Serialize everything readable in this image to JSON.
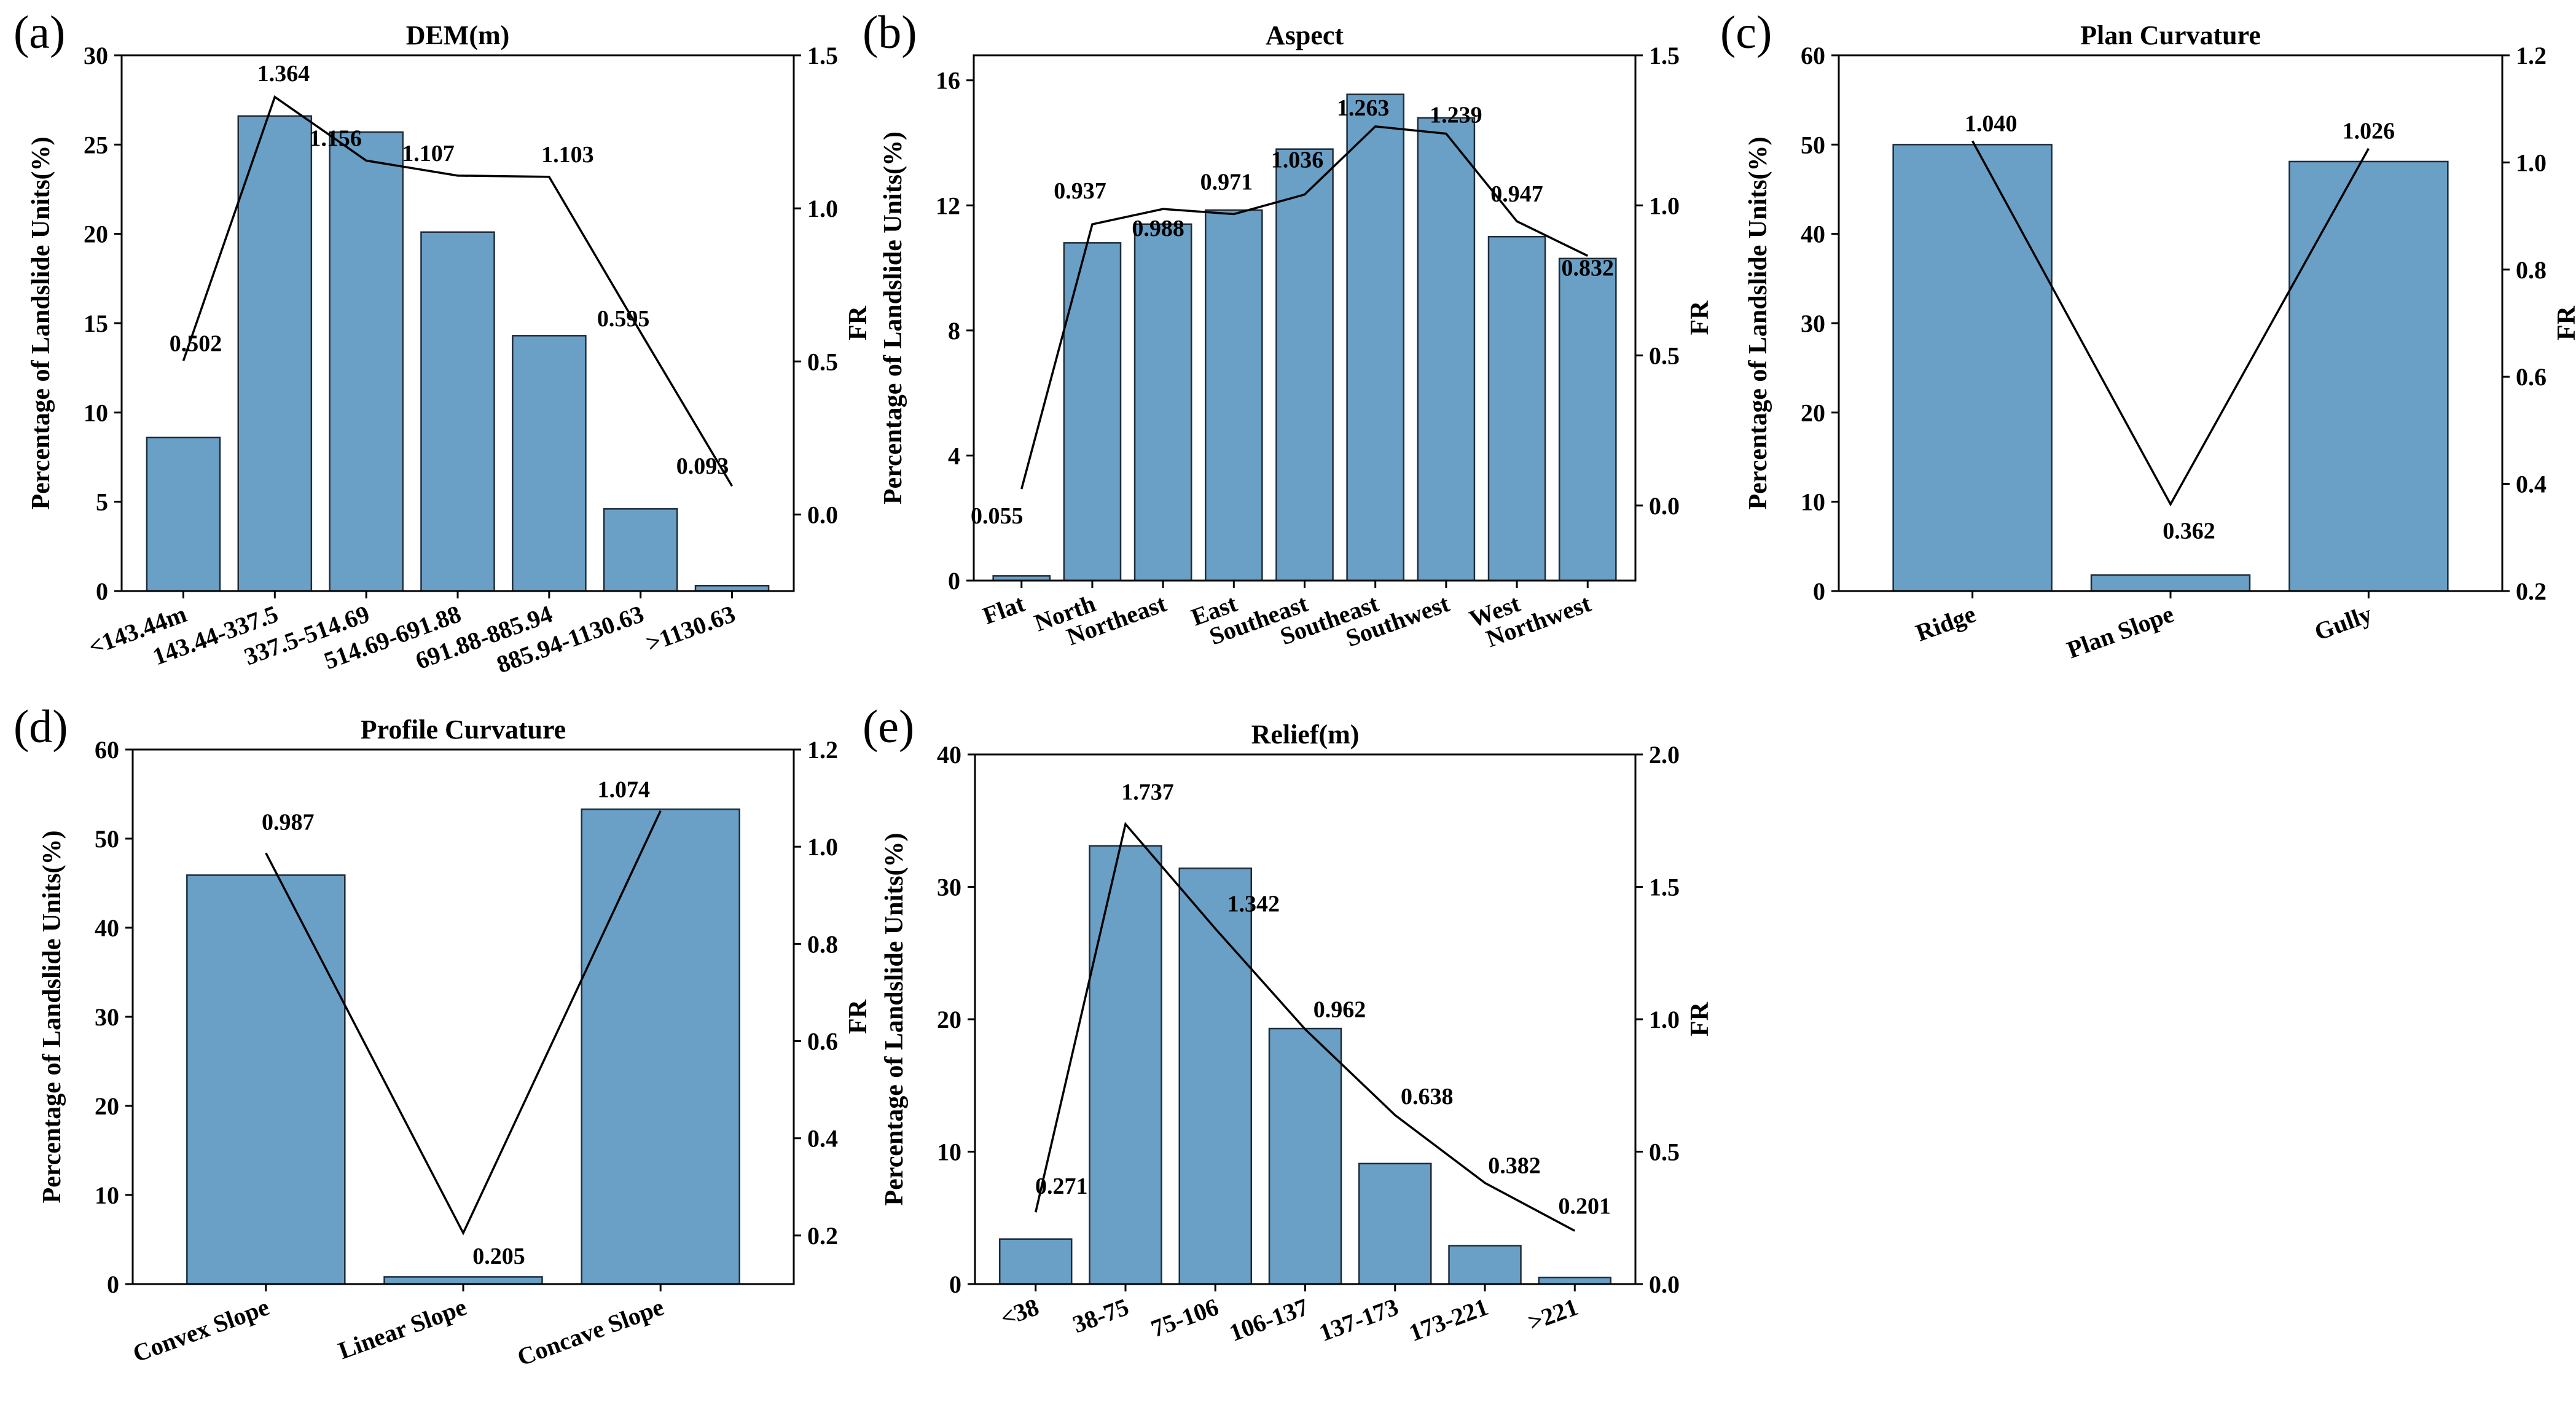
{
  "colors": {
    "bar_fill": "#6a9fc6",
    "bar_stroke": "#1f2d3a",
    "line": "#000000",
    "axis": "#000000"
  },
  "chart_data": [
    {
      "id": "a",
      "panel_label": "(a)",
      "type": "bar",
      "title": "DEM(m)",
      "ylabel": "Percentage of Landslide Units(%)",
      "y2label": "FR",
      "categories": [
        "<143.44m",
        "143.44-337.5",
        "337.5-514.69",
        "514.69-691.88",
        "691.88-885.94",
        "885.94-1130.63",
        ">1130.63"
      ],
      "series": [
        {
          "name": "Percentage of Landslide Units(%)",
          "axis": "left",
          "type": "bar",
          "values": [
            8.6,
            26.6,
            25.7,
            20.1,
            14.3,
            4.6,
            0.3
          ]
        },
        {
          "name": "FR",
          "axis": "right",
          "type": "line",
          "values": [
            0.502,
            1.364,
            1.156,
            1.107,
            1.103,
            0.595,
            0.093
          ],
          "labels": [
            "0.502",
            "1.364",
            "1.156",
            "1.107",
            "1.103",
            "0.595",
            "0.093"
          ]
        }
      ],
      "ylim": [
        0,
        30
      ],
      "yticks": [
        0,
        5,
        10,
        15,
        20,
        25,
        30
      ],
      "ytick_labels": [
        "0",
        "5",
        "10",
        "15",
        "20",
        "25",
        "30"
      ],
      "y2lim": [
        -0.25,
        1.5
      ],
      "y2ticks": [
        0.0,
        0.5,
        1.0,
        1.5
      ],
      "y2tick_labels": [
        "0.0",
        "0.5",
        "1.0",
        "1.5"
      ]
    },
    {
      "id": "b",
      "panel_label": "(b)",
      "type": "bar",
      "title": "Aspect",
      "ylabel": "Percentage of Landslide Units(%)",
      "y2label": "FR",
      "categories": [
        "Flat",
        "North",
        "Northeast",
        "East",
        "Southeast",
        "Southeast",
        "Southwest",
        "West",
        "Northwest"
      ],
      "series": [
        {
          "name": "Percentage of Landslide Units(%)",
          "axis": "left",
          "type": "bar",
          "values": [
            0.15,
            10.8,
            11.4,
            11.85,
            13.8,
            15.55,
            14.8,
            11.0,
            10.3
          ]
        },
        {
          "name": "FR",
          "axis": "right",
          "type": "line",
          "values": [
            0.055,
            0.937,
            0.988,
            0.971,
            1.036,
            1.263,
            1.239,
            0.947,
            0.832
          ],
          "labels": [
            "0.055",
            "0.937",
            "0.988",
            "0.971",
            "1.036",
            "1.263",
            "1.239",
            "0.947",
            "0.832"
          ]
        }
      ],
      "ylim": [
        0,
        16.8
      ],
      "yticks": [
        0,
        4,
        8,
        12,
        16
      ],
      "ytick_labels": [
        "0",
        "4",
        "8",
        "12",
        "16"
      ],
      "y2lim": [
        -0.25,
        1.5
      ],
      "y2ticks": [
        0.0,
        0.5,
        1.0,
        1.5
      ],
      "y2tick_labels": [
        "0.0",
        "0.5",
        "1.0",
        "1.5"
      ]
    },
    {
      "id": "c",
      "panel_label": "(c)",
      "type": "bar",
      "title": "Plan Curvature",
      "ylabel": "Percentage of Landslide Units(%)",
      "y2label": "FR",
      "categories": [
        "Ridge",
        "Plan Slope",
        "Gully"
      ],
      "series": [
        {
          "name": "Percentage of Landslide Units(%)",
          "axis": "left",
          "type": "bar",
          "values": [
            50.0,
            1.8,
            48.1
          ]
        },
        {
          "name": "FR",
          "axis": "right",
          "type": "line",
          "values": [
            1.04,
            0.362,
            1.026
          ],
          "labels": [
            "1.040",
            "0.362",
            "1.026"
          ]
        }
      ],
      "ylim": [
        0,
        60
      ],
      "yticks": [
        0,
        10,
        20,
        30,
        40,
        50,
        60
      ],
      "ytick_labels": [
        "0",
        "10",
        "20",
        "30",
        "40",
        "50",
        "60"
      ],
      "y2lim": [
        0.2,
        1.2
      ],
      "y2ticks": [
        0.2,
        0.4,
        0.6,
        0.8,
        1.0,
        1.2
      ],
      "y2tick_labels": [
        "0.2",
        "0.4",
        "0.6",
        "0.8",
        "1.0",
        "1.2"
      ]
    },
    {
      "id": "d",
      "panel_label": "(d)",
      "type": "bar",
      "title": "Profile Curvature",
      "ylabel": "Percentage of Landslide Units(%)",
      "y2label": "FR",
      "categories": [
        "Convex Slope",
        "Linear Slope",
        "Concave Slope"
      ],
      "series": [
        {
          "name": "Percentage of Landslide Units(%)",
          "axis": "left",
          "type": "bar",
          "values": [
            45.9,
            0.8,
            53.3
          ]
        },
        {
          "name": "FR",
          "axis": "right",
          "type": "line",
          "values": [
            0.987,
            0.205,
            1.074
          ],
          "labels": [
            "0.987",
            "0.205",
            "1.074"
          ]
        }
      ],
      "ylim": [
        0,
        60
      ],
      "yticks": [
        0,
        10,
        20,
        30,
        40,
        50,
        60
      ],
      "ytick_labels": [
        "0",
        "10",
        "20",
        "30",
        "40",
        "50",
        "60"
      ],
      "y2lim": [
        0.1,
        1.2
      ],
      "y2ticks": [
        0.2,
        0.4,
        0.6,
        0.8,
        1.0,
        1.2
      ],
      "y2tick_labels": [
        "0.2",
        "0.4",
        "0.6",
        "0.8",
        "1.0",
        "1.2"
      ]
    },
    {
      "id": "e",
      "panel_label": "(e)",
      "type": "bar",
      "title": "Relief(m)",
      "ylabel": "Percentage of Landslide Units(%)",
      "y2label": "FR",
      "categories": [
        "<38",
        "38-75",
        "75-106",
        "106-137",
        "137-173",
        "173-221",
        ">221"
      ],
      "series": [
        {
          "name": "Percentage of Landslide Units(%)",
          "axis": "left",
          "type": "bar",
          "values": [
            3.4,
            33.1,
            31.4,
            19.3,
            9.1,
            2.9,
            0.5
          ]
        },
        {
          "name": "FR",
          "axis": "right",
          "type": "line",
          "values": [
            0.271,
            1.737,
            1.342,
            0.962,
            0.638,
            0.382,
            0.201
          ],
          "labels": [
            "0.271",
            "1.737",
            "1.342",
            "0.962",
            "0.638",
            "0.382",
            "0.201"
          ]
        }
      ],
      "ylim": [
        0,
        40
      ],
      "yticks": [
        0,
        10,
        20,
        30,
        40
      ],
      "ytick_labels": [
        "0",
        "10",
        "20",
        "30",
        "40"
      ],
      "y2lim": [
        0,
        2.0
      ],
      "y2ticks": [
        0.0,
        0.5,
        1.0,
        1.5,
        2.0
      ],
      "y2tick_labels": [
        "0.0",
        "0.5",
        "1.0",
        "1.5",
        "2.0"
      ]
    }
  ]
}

* Set exercise
The material above must be printed exactly, with its pictures left out.

* Response to this exercise
Serialize everything readable in this image to JSON.
{
  "colors": {
    "bar_fill": "#6a9fc6",
    "bar_stroke": "#1f2d3a",
    "line": "#000000",
    "axis": "#000000"
  },
  "chart_data": [
    {
      "id": "a",
      "panel_label": "(a)",
      "type": "bar",
      "title": "DEM(m)",
      "ylabel": "Percentage of Landslide Units(%)",
      "y2label": "FR",
      "categories": [
        "<143.44m",
        "143.44-337.5",
        "337.5-514.69",
        "514.69-691.88",
        "691.88-885.94",
        "885.94-1130.63",
        ">1130.63"
      ],
      "series": [
        {
          "name": "Percentage of Landslide Units(%)",
          "axis": "left",
          "type": "bar",
          "values": [
            8.6,
            26.6,
            25.7,
            20.1,
            14.3,
            4.6,
            0.3
          ]
        },
        {
          "name": "FR",
          "axis": "right",
          "type": "line",
          "values": [
            0.502,
            1.364,
            1.156,
            1.107,
            1.103,
            0.595,
            0.093
          ],
          "labels": [
            "0.502",
            "1.364",
            "1.156",
            "1.107",
            "1.103",
            "0.595",
            "0.093"
          ]
        }
      ],
      "ylim": [
        0,
        30
      ],
      "yticks": [
        0,
        5,
        10,
        15,
        20,
        25,
        30
      ],
      "ytick_labels": [
        "0",
        "5",
        "10",
        "15",
        "20",
        "25",
        "30"
      ],
      "y2lim": [
        -0.25,
        1.5
      ],
      "y2ticks": [
        0.0,
        0.5,
        1.0,
        1.5
      ],
      "y2tick_labels": [
        "0.0",
        "0.5",
        "1.0",
        "1.5"
      ]
    },
    {
      "id": "b",
      "panel_label": "(b)",
      "type": "bar",
      "title": "Aspect",
      "ylabel": "Percentage of Landslide Units(%)",
      "y2label": "FR",
      "categories": [
        "Flat",
        "North",
        "Northeast",
        "East",
        "Southeast",
        "Southeast",
        "Southwest",
        "West",
        "Northwest"
      ],
      "series": [
        {
          "name": "Percentage of Landslide Units(%)",
          "axis": "left",
          "type": "bar",
          "values": [
            0.15,
            10.8,
            11.4,
            11.85,
            13.8,
            15.55,
            14.8,
            11.0,
            10.3
          ]
        },
        {
          "name": "FR",
          "axis": "right",
          "type": "line",
          "values": [
            0.055,
            0.937,
            0.988,
            0.971,
            1.036,
            1.263,
            1.239,
            0.947,
            0.832
          ],
          "labels": [
            "0.055",
            "0.937",
            "0.988",
            "0.971",
            "1.036",
            "1.263",
            "1.239",
            "0.947",
            "0.832"
          ]
        }
      ],
      "ylim": [
        0,
        16.8
      ],
      "yticks": [
        0,
        4,
        8,
        12,
        16
      ],
      "ytick_labels": [
        "0",
        "4",
        "8",
        "12",
        "16"
      ],
      "y2lim": [
        -0.25,
        1.5
      ],
      "y2ticks": [
        0.0,
        0.5,
        1.0,
        1.5
      ],
      "y2tick_labels": [
        "0.0",
        "0.5",
        "1.0",
        "1.5"
      ]
    },
    {
      "id": "c",
      "panel_label": "(c)",
      "type": "bar",
      "title": "Plan Curvature",
      "ylabel": "Percentage of Landslide Units(%)",
      "y2label": "FR",
      "categories": [
        "Ridge",
        "Plan Slope",
        "Gully"
      ],
      "series": [
        {
          "name": "Percentage of Landslide Units(%)",
          "axis": "left",
          "type": "bar",
          "values": [
            50.0,
            1.8,
            48.1
          ]
        },
        {
          "name": "FR",
          "axis": "right",
          "type": "line",
          "values": [
            1.04,
            0.362,
            1.026
          ],
          "labels": [
            "1.040",
            "0.362",
            "1.026"
          ]
        }
      ],
      "ylim": [
        0,
        60
      ],
      "yticks": [
        0,
        10,
        20,
        30,
        40,
        50,
        60
      ],
      "ytick_labels": [
        "0",
        "10",
        "20",
        "30",
        "40",
        "50",
        "60"
      ],
      "y2lim": [
        0.2,
        1.2
      ],
      "y2ticks": [
        0.2,
        0.4,
        0.6,
        0.8,
        1.0,
        1.2
      ],
      "y2tick_labels": [
        "0.2",
        "0.4",
        "0.6",
        "0.8",
        "1.0",
        "1.2"
      ]
    },
    {
      "id": "d",
      "panel_label": "(d)",
      "type": "bar",
      "title": "Profile Curvature",
      "ylabel": "Percentage of Landslide Units(%)",
      "y2label": "FR",
      "categories": [
        "Convex Slope",
        "Linear Slope",
        "Concave Slope"
      ],
      "series": [
        {
          "name": "Percentage of Landslide Units(%)",
          "axis": "left",
          "type": "bar",
          "values": [
            45.9,
            0.8,
            53.3
          ]
        },
        {
          "name": "FR",
          "axis": "right",
          "type": "line",
          "values": [
            0.987,
            0.205,
            1.074
          ],
          "labels": [
            "0.987",
            "0.205",
            "1.074"
          ]
        }
      ],
      "ylim": [
        0,
        60
      ],
      "yticks": [
        0,
        10,
        20,
        30,
        40,
        50,
        60
      ],
      "ytick_labels": [
        "0",
        "10",
        "20",
        "30",
        "40",
        "50",
        "60"
      ],
      "y2lim": [
        0.1,
        1.2
      ],
      "y2ticks": [
        0.2,
        0.4,
        0.6,
        0.8,
        1.0,
        1.2
      ],
      "y2tick_labels": [
        "0.2",
        "0.4",
        "0.6",
        "0.8",
        "1.0",
        "1.2"
      ]
    },
    {
      "id": "e",
      "panel_label": "(e)",
      "type": "bar",
      "title": "Relief(m)",
      "ylabel": "Percentage of Landslide Units(%)",
      "y2label": "FR",
      "categories": [
        "<38",
        "38-75",
        "75-106",
        "106-137",
        "137-173",
        "173-221",
        ">221"
      ],
      "series": [
        {
          "name": "Percentage of Landslide Units(%)",
          "axis": "left",
          "type": "bar",
          "values": [
            3.4,
            33.1,
            31.4,
            19.3,
            9.1,
            2.9,
            0.5
          ]
        },
        {
          "name": "FR",
          "axis": "right",
          "type": "line",
          "values": [
            0.271,
            1.737,
            1.342,
            0.962,
            0.638,
            0.382,
            0.201
          ],
          "labels": [
            "0.271",
            "1.737",
            "1.342",
            "0.962",
            "0.638",
            "0.382",
            "0.201"
          ]
        }
      ],
      "ylim": [
        0,
        40
      ],
      "yticks": [
        0,
        10,
        20,
        30,
        40
      ],
      "ytick_labels": [
        "0",
        "10",
        "20",
        "30",
        "40"
      ],
      "y2lim": [
        0,
        2.0
      ],
      "y2ticks": [
        0.0,
        0.5,
        1.0,
        1.5,
        2.0
      ],
      "y2tick_labels": [
        "0.0",
        "0.5",
        "1.0",
        "1.5",
        "2.0"
      ]
    }
  ]
}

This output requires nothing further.